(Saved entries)
= = = = =
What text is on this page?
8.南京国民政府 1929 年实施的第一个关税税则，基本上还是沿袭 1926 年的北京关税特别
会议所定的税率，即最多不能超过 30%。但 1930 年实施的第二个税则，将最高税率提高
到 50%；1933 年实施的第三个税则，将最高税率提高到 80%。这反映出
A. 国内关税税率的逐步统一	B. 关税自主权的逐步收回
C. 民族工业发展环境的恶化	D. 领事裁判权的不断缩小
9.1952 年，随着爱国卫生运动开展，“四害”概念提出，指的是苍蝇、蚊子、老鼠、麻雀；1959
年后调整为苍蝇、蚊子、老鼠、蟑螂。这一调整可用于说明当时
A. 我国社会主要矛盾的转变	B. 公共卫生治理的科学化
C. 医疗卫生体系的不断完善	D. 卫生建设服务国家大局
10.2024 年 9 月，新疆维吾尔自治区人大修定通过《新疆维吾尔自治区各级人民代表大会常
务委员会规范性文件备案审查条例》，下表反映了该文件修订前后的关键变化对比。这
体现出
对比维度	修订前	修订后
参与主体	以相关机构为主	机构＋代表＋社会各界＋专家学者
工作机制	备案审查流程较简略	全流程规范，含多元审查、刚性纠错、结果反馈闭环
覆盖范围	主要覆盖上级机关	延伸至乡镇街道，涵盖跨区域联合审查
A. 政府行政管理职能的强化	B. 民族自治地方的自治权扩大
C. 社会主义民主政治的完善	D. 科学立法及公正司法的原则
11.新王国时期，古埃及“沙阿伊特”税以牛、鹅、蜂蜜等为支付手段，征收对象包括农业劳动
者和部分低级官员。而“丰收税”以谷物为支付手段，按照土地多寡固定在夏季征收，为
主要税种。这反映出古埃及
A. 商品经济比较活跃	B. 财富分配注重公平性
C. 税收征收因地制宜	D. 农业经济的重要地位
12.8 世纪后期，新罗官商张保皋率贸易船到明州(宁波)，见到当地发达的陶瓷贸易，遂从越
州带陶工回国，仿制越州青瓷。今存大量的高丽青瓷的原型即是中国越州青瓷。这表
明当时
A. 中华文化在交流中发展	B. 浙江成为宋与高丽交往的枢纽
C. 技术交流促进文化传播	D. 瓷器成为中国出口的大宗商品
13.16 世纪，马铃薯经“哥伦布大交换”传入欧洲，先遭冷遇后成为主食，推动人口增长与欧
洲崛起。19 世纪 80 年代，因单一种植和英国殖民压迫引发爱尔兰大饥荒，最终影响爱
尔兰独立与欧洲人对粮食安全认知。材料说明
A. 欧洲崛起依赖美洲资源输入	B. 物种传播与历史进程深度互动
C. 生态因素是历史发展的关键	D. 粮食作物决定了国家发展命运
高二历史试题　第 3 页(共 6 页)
= = = = =
## Task statement
Repeat the listing above without any change.

## Exercise result
What text is on this page?
8.南京国民政府 1929 年实施的第一个关税税则，基本上还是沿袭 1926 年的北京关税特别
会议所定的税率，即最多不能超过 30%。但 1930 年实施的第二个税则，将最高税率提高
到 50%；1933 年实施的第三个税则，将最高税率提高到 80%。这反映出
A. 国内关税税率的逐步统一	B. 关税自主权的逐步收回
C. 民族工业发展环境的恶化	D. 领事裁判权的不断缩小
9.1952 年，随着爱国卫生运动开展，“四害”概念提出，指的是苍蝇、蚊子、老鼠、麻雀；1959
年后调整为苍蝇、蚊子、老鼠、蟑螂。这一调整可用于说明当时
A. 我国社会主要矛盾的转变	B. 公共卫生治理的科学化
C. 医疗卫生体系的不断完善	D. 卫生建设服务国家大局
10.2024 年 9 月，新疆维吾尔自治区人大修定通过《新疆维吾尔自治区各级人民代表大会常
务委员会规范性文件备案审查条例》，下表反映了该文件修订前后的关键变化对比。这
体现出
对比维度	修订前	修订后
参与主体	以相关机构为主	机构＋代表＋社会各界＋专家学者
工作机制	备案审查流程较简略	全流程规范，含多元审查、刚性纠错、结果反馈闭环
覆盖范围	主要覆盖上级机关	延伸至乡镇街道，涵盖跨区域联合审查
A. 政府行政管理职能的强化	B. 民族自治地方的自治权扩大
C. 社会主义民主政治的完善	D. 科学立法及公正司法的原则
11.新王国时期，古埃及“沙阿伊特”税以牛、鹅、蜂蜜等为支付手段，征收对象包括农业劳动
者和部分低级官员。而“丰收税”以谷物为支付手段，按照土地多寡固定在夏季征收，为
主要税种。这反映出古埃及
A. 商品经济比较活跃	B. 财富分配注重公平性
C. 税收征收因地制宜	D. 农业经济的重要地位
12.8 世纪后期，新罗官商张保皋率贸易船到明州(宁波)，见到当地发达的陶瓷贸易，遂从越
州带陶工回国，仿制越州青瓷。今存大量的高丽青瓷的原型即是中国越州青瓷。这表
明当时
A. 中华文化在交流中发展	B. 浙江成为宋与高丽交往的枢纽
C. 技术交流促进文化传播	D. 瓷器成为中国出口的大宗商品
13.16 世纪，马铃薯经“哥伦布大交换”传入欧洲，先遭冷遇后成为主食，推动人口增长与欧
洲崛起。19 世纪 80 年代，因单一种植和英国殖民压迫引发爱尔兰大饥荒，最终影响爱
尔兰独立与欧洲人对粮食安全认知。材料说明
A. 欧洲崛起依赖美洲资源输入	B. 物种传播与历史进程深度互动
C. 生态因素是历史发展的关键	D. 粮食作物决定了国家发展命运
高二历史试题　第 3 页(共 6 页)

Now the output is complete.